§ **Description of the task**
From the entries below, gather every line containing the string "künstlicher".

§ **Information given**
= = = = =
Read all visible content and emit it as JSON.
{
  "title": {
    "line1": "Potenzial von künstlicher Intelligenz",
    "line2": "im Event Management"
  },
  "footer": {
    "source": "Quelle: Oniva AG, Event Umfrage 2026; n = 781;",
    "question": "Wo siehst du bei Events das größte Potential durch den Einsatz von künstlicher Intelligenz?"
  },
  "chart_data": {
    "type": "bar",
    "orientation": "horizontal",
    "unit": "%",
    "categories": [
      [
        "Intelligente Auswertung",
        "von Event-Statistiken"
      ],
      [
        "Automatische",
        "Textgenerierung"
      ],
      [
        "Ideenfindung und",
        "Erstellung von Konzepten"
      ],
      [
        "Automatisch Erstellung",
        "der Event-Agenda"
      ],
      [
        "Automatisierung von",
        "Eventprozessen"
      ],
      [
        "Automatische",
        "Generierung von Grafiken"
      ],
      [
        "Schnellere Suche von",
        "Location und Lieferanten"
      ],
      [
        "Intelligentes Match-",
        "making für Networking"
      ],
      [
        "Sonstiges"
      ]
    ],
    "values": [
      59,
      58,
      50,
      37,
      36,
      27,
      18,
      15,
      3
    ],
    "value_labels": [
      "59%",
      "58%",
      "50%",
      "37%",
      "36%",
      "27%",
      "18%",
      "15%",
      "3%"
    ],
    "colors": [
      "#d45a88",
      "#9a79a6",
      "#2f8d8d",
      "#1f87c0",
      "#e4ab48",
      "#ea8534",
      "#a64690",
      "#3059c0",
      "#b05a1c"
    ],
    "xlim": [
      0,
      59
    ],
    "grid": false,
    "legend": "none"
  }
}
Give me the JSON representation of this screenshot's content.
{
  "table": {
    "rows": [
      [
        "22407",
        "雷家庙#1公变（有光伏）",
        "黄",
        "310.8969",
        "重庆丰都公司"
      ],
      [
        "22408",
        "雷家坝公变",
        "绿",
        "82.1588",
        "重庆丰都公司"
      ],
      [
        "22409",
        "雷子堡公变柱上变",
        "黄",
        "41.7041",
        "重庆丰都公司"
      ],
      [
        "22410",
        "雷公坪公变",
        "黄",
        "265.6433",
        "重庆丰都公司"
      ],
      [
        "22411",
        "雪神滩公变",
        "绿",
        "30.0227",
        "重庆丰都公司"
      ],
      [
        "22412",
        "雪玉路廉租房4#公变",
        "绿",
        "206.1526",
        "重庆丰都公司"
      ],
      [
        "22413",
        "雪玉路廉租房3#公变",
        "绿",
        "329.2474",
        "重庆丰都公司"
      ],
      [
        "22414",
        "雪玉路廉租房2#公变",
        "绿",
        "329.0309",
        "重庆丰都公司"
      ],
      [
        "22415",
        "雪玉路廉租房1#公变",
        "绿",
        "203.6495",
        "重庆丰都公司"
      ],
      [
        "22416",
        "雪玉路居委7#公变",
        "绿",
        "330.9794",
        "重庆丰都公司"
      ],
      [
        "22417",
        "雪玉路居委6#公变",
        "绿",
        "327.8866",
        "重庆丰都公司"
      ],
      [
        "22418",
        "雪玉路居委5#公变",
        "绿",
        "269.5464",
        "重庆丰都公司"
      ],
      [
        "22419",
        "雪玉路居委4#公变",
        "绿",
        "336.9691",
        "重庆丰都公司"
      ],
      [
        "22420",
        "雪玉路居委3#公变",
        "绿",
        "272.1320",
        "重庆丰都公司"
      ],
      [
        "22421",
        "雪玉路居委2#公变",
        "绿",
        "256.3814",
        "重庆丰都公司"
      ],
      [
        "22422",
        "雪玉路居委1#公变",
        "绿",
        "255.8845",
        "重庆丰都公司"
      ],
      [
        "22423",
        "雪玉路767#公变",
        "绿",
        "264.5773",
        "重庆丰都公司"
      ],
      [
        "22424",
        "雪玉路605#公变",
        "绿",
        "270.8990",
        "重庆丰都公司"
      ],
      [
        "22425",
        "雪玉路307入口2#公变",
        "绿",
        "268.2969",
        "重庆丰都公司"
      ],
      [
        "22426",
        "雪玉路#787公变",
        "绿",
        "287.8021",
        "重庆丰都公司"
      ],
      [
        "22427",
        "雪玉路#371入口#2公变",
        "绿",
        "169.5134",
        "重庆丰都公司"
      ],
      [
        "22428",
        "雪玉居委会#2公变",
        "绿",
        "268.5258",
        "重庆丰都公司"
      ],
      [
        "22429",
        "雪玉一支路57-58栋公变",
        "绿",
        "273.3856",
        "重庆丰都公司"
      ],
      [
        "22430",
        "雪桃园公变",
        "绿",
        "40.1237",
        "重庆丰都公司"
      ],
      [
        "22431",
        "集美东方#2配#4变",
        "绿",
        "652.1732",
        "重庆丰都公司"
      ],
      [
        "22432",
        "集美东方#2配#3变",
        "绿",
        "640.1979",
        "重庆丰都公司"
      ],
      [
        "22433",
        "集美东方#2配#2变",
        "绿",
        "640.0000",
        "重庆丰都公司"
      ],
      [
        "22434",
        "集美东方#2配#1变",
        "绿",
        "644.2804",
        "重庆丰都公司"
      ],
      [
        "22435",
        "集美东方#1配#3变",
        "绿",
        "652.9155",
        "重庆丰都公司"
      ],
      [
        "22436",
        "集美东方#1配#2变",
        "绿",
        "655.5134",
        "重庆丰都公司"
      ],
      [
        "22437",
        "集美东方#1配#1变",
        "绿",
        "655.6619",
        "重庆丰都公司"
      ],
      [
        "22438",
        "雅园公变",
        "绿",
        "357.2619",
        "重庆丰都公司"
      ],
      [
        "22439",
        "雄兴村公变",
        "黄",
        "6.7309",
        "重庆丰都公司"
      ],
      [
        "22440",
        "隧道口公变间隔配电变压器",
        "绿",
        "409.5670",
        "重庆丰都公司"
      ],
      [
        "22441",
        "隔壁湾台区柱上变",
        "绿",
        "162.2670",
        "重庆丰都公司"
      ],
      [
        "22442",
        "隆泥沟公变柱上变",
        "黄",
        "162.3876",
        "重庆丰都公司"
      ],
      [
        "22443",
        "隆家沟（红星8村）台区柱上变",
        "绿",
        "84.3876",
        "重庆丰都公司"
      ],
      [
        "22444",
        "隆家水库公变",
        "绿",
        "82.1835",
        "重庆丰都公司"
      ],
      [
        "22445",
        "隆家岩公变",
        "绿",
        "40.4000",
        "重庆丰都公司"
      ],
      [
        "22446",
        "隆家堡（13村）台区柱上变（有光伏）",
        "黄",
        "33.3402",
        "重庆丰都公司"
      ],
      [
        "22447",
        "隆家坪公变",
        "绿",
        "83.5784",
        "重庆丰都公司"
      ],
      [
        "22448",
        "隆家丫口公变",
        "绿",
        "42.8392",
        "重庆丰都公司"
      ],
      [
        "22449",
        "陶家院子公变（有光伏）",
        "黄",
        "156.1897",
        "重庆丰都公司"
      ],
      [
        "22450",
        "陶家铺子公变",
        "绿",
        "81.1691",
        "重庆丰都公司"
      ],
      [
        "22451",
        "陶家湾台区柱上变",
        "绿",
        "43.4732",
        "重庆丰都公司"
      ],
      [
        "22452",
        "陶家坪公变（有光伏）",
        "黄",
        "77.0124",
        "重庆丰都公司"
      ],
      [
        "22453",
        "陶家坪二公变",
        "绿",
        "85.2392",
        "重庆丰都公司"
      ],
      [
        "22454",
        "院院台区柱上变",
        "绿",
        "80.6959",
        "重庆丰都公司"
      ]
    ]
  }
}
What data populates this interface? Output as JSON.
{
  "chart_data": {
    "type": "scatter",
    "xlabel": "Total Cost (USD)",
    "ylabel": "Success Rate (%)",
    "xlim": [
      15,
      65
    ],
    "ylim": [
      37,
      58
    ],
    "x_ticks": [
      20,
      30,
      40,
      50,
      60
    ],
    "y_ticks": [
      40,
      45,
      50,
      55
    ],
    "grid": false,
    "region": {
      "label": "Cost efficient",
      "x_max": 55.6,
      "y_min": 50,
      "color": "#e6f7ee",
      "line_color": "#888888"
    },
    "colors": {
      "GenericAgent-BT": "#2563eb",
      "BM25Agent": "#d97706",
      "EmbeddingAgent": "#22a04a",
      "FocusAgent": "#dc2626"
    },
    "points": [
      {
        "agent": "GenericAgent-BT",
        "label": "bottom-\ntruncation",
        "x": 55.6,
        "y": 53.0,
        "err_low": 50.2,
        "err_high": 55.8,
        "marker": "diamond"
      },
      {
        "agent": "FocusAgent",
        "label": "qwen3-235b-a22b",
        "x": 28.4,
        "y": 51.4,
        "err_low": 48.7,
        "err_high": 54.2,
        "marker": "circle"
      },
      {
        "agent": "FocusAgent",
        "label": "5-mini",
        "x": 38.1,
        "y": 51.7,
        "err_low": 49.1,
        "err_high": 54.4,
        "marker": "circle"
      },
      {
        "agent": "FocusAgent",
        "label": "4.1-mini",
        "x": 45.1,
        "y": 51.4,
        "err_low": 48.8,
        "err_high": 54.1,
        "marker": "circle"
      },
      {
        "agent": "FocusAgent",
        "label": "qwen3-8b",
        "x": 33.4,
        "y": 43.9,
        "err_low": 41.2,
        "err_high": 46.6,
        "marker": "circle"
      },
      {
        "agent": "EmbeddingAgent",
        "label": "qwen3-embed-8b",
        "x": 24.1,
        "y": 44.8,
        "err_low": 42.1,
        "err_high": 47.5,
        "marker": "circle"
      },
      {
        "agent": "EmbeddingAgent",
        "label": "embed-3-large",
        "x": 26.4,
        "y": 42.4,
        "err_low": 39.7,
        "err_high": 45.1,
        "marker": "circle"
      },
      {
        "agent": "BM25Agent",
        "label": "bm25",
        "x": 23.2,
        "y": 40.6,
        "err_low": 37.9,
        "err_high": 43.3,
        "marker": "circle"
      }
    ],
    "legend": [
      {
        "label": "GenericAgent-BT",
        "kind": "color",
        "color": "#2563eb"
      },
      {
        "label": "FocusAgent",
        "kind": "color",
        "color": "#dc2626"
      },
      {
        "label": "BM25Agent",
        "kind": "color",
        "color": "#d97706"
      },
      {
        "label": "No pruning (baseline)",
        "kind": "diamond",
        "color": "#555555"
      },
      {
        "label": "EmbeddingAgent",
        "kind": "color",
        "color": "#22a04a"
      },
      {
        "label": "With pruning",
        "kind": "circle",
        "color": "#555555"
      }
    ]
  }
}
= = = = =
§ **Task solution**
    "line1": "Potenzial von künstlicher Intelligenz",
    "question": "Wo siehst du bei Events das größte Potential durch den Einsatz von künstlicher Intelligenz?"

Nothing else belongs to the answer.